Each line below should be retyped exactly, with no pictures.
++++++
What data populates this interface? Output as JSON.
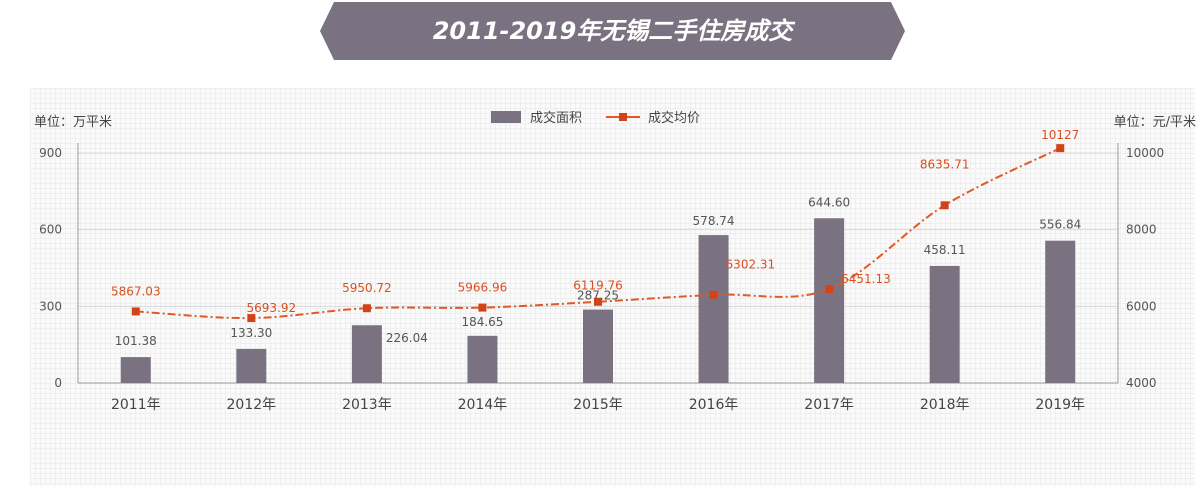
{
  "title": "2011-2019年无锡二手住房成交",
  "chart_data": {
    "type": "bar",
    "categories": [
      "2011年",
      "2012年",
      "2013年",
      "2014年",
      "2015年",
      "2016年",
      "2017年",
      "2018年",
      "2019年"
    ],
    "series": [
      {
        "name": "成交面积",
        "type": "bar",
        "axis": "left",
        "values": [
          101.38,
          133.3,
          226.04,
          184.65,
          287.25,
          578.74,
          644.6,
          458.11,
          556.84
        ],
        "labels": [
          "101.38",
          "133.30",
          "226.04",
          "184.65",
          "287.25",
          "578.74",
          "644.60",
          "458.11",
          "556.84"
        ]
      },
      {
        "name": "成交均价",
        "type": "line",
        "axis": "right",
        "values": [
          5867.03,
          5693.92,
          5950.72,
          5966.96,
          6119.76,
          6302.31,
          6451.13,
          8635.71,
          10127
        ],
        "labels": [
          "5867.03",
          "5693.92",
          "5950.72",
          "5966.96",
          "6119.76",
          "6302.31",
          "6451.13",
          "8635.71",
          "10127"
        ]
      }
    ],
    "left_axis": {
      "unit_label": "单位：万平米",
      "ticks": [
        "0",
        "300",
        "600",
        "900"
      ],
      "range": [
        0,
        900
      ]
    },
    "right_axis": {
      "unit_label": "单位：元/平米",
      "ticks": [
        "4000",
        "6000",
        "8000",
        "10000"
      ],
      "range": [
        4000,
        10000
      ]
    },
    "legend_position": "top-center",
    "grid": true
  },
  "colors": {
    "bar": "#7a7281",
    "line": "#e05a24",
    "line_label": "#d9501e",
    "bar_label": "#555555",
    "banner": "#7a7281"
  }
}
++++++
__Answer for the task__
What data populates this interface? Output as JSON.
{
  "title": "2011-2019年无锡二手住房成交",
  "chart_data": {
    "type": "bar",
    "categories": [
      "2011年",
      "2012年",
      "2013年",
      "2014年",
      "2015年",
      "2016年",
      "2017年",
      "2018年",
      "2019年"
    ],
    "series": [
      {
        "name": "成交面积",
        "type": "bar",
        "axis": "left",
        "values": [
          101.38,
          133.3,
          226.04,
          184.65,
          287.25,
          578.74,
          644.6,
          458.11,
          556.84
        ],
        "labels": [
          "101.38",
          "133.30",
          "226.04",
          "184.65",
          "287.25",
          "578.74",
          "644.60",
          "458.11",
          "556.84"
        ]
      },
      {
        "name": "成交均价",
        "type": "line",
        "axis": "right",
        "values": [
          5867.03,
          5693.92,
          5950.72,
          5966.96,
          6119.76,
          6302.31,
          6451.13,
          8635.71,
          10127
        ],
        "labels": [
          "5867.03",
          "5693.92",
          "5950.72",
          "5966.96",
          "6119.76",
          "6302.31",
          "6451.13",
          "8635.71",
          "10127"
        ]
      }
    ],
    "left_axis": {
      "unit_label": "单位：万平米",
      "ticks": [
        "0",
        "300",
        "600",
        "900"
      ],
      "range": [
        0,
        900
      ]
    },
    "right_axis": {
      "unit_label": "单位：元/平米",
      "ticks": [
        "4000",
        "6000",
        "8000",
        "10000"
      ],
      "range": [
        4000,
        10000
      ]
    },
    "legend_position": "top-center",
    "grid": true
  },
  "colors": {
    "bar": "#7a7281",
    "line": "#e05a24",
    "line_label": "#d9501e",
    "bar_label": "#555555",
    "banner": "#7a7281"
  }
}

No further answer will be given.